--- Do this ---
Copy all the material that follows, keeping every character the same.

--- Stored items ---
* Begin *

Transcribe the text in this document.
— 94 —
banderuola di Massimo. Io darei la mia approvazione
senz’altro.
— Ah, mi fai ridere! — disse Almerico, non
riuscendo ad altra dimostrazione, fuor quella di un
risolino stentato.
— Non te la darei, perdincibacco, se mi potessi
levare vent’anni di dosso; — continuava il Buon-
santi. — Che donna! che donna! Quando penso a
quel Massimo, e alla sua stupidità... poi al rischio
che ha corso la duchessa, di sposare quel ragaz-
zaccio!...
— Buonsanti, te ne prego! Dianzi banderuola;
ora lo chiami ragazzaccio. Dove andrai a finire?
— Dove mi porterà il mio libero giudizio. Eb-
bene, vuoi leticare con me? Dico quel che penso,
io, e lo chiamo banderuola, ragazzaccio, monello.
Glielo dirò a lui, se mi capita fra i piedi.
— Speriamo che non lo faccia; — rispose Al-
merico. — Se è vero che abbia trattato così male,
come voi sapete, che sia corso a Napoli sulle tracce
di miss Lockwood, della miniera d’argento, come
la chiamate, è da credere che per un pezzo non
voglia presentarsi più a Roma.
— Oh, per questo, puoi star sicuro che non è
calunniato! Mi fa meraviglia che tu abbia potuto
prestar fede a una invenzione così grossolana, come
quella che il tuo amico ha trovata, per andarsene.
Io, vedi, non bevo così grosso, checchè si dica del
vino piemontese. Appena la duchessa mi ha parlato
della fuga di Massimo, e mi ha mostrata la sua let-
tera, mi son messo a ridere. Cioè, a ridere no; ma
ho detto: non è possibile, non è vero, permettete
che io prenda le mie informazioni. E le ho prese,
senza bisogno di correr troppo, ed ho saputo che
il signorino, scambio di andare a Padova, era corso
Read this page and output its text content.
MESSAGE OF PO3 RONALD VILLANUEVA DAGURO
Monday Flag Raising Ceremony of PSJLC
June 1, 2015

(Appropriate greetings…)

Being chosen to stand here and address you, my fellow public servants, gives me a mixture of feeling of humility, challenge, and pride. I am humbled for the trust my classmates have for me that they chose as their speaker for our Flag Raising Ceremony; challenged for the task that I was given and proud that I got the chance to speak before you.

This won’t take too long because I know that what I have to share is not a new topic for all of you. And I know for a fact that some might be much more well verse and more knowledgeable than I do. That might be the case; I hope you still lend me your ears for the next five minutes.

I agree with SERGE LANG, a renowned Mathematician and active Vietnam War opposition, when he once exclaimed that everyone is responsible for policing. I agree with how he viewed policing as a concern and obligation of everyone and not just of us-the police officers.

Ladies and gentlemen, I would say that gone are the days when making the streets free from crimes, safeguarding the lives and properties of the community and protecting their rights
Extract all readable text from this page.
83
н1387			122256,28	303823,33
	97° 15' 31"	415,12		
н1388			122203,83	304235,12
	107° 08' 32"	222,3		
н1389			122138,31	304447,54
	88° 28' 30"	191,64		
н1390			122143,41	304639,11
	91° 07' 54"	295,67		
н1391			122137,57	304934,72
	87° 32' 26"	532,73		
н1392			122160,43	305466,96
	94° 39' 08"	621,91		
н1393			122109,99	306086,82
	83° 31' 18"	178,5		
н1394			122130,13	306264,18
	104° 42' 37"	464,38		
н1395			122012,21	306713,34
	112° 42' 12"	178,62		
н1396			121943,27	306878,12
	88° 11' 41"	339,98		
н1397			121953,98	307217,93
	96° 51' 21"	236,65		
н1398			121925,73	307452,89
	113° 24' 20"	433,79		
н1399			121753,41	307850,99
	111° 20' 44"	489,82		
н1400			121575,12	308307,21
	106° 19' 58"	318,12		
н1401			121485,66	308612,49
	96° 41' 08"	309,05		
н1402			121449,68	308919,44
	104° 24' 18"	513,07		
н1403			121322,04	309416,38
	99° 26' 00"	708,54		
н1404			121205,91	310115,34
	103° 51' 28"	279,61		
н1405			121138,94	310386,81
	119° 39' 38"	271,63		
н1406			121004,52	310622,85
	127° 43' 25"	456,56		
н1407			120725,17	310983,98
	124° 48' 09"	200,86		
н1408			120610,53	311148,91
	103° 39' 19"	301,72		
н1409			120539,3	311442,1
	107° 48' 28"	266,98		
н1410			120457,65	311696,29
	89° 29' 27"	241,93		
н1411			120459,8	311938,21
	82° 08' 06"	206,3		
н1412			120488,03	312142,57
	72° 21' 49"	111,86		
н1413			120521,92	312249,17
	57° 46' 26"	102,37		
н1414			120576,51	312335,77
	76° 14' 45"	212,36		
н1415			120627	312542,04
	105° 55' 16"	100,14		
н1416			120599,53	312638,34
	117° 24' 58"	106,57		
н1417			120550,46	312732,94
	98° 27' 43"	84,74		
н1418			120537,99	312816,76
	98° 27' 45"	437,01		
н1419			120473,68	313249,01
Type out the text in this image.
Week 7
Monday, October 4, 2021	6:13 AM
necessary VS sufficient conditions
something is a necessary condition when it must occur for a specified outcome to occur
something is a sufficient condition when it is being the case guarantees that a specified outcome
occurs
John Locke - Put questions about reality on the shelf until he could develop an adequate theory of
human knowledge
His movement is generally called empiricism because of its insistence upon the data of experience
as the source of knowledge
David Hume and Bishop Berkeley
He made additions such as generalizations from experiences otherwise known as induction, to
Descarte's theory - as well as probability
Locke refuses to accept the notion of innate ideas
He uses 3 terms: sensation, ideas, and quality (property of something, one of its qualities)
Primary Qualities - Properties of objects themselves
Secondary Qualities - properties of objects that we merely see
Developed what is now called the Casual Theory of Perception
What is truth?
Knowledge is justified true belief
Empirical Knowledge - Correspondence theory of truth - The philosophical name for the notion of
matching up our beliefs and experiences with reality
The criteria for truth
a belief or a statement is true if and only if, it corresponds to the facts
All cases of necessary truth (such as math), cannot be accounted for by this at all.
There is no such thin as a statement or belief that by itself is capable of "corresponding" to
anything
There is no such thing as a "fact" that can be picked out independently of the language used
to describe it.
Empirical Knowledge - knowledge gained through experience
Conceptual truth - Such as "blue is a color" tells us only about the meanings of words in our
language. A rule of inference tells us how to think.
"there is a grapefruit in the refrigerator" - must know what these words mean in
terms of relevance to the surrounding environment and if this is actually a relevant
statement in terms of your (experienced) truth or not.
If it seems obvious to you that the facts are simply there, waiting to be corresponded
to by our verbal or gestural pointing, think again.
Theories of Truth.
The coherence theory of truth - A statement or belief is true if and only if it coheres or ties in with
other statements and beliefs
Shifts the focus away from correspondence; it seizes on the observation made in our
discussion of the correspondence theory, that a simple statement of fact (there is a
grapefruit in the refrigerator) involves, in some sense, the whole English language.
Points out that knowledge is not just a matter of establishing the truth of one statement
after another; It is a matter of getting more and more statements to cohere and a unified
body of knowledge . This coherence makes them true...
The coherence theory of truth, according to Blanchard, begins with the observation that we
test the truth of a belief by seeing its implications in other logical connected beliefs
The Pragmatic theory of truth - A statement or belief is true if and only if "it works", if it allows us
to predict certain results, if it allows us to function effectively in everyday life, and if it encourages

* End *

--- Exercise output ---
Transcribe the text in this document.
— 94 —
banderuola di Massimo. Io darei la mia approvazione
senz’altro.
— Ah, mi fai ridere! — disse Almerico, non
riuscendo ad altra dimostrazione, fuor quella di un
risolino stentato.
— Non te la darei, perdincibacco, se mi potessi
levare vent’anni di dosso; — continuava il Buon-
santi. — Che donna! che donna! Quando penso a
quel Massimo, e alla sua stupidità... poi al rischio
che ha corso la duchessa, di sposare quel ragaz-
zaccio!...
— Buonsanti, te ne prego! Dianzi banderuola;
ora lo chiami ragazzaccio. Dove andrai a finire?
— Dove mi porterà il mio libero giudizio. Eb-
bene, vuoi leticare con me? Dico quel che penso,
io, e lo chiamo banderuola, ragazzaccio, monello.
Glielo dirò a lui, se mi capita fra i piedi.
— Speriamo che non lo faccia; — rispose Al-
merico. — Se è vero che abbia trattato così male,
come voi sapete, che sia corso a Napoli sulle tracce
di miss Lockwood, della miniera d’argento, come
la chiamate, è da credere che per un pezzo non
voglia presentarsi più a Roma.
— Oh, per questo, puoi star sicuro che non è
calunniato! Mi fa meraviglia che tu abbia potuto
prestar fede a una invenzione così grossolana, come
quella che il tuo amico ha trovata, per andarsene.
Io, vedi, non bevo così grosso, checchè si dica del
vino piemontese. Appena la duchessa mi ha parlato
della fuga di Massimo, e mi ha mostrata la sua let-
tera, mi son messo a ridere. Cioè, a ridere no; ma
ho detto: non è possibile, non è vero, permettete
che io prenda le mie informazioni. E le ho prese,
senza bisogno di correr troppo, ed ho saputo che
il signorino, scambio di andare a Padova, era corso
Read this page and output its text content.
MESSAGE OF PO3 RONALD VILLANUEVA DAGURO
Monday Flag Raising Ceremony of PSJLC
June 1, 2015

(Appropriate greetings…)

Being chosen to stand here and address you, my fellow public servants, gives me a mixture of feeling of humility, challenge, and pride. I am humbled for the trust my classmates have for me that they chose as their speaker for our Flag Raising Ceremony; challenged for the task that I was given and proud that I got the chance to speak before you.

This won’t take too long because I know that what I have to share is not a new topic for all of you. And I know for a fact that some might be much more well verse and more knowledgeable than I do. That might be the case; I hope you still lend me your ears for the next five minutes.

I agree with SERGE LANG, a renowned Mathematician and active Vietnam War opposition, when he once exclaimed that everyone is responsible for policing. I agree with how he viewed policing as a concern and obligation of everyone and not just of us-the police officers.

Ladies and gentlemen, I would say that gone are the days when making the streets free from crimes, safeguarding the lives and properties of the community and protecting their rights
Extract all readable text from this page.
83
н1387			122256,28	303823,33
	97° 15' 31"	415,12		
н1388			122203,83	304235,12
	107° 08' 32"	222,3		
н1389			122138,31	304447,54
	88° 28' 30"	191,64		
н1390			122143,41	304639,11
	91° 07' 54"	295,67		
н1391			122137,57	304934,72
	87° 32' 26"	532,73		
н1392			122160,43	305466,96
	94° 39' 08"	621,91		
н1393			122109,99	306086,82
	83° 31' 18"	178,5		
н1394			122130,13	306264,18
	104° 42' 37"	464,38		
н1395			122012,21	306713,34
	112° 42' 12"	178,62		
н1396			121943,27	306878,12
	88° 11' 41"	339,98		
н1397			121953,98	307217,93
	96° 51' 21"	236,65		
н1398			121925,73	307452,89
	113° 24' 20"	433,79		
н1399			121753,41	307850,99
	111° 20' 44"	489,82		
н1400			121575,12	308307,21
	106° 19' 58"	318,12		
н1401			121485,66	308612,49
	96° 41' 08"	309,05		
н1402			121449,68	308919,44
	104° 24' 18"	513,07		
н1403			121322,04	309416,38
	99° 26' 00"	708,54		
н1404			121205,91	310115,34
	103° 51' 28"	279,61		
н1405			121138,94	310386,81
	119° 39' 38"	271,63		
н1406			121004,52	310622,85
	127° 43' 25"	456,56		
н1407			120725,17	310983,98
	124° 48' 09"	200,86		
н1408			120610,53	311148,91
	103° 39' 19"	301,72		
н1409			120539,3	311442,1
	107° 48' 28"	266,98		
н1410			120457,65	311696,29
	89° 29' 27"	241,93		
н1411			120459,8	311938,21
	82° 08' 06"	206,3		
н1412			120488,03	312142,57
	72° 21' 49"	111,86		
н1413			120521,92	312249,17
	57° 46' 26"	102,37		
н1414			120576,51	312335,77
	76° 14' 45"	212,36		
н1415			120627	312542,04
	105° 55' 16"	100,14		
н1416			120599,53	312638,34
	117° 24' 58"	106,57		
н1417			120550,46	312732,94
	98° 27' 43"	84,74		
н1418			120537,99	312816,76
	98° 27' 45"	437,01		
н1419			120473,68	313249,01
Type out the text in this image.
Week 7
Monday, October 4, 2021	6:13 AM
necessary VS sufficient conditions
something is a necessary condition when it must occur for a specified outcome to occur
something is a sufficient condition when it is being the case guarantees that a specified outcome
occurs
John Locke - Put questions about reality on the shelf until he could develop an adequate theory of
human knowledge
His movement is generally called empiricism because of its insistence upon the data of experience
as the source of knowledge
David Hume and Bishop Berkeley
He made additions such as generalizations from experiences otherwise known as induction, to
Descarte's theory - as well as probability
Locke refuses to accept the notion of innate ideas
He uses 3 terms: sensation, ideas, and quality (property of something, one of its qualities)
Primary Qualities - Properties of objects themselves
Secondary Qualities - properties of objects that we merely see
Developed what is now called the Casual Theory of Perception
What is truth?
Knowledge is justified true belief
Empirical Knowledge - Correspondence theory of truth - The philosophical name for the notion of
matching up our beliefs and experiences with reality
The criteria for truth
a belief or a statement is true if and only if, it corresponds to the facts
All cases of necessary truth (such as math), cannot be accounted for by this at all.
There is no such thin as a statement or belief that by itself is capable of "corresponding" to
anything
There is no such thing as a "fact" that can be picked out independently of the language used
to describe it.
Empirical Knowledge - knowledge gained through experience
Conceptual truth - Such as "blue is a color" tells us only about the meanings of words in our
language. A rule of inference tells us how to think.
"there is a grapefruit in the refrigerator" - must know what these words mean in
terms of relevance to the surrounding environment and if this is actually a relevant
statement in terms of your (experienced) truth or not.
If it seems obvious to you that the facts are simply there, waiting to be corresponded
to by our verbal or gestural pointing, think again.
Theories of Truth.
The coherence theory of truth - A statement or belief is true if and only if it coheres or ties in with
other statements and beliefs
Shifts the focus away from correspondence; it seizes on the observation made in our
discussion of the correspondence theory, that a simple statement of fact (there is a
grapefruit in the refrigerator) involves, in some sense, the whole English language.
Points out that knowledge is not just a matter of establishing the truth of one statement
after another; It is a matter of getting more and more statements to cohere and a unified
body of knowledge . This coherence makes them true...
The coherence theory of truth, according to Blanchard, begins with the observation that we
test the truth of a belief by seeing its implications in other logical connected beliefs
The Pragmatic theory of truth - A statement or belief is true if and only if "it works", if it allows us
to predict certain results, if it allows us to function effectively in everyday life, and if it encourages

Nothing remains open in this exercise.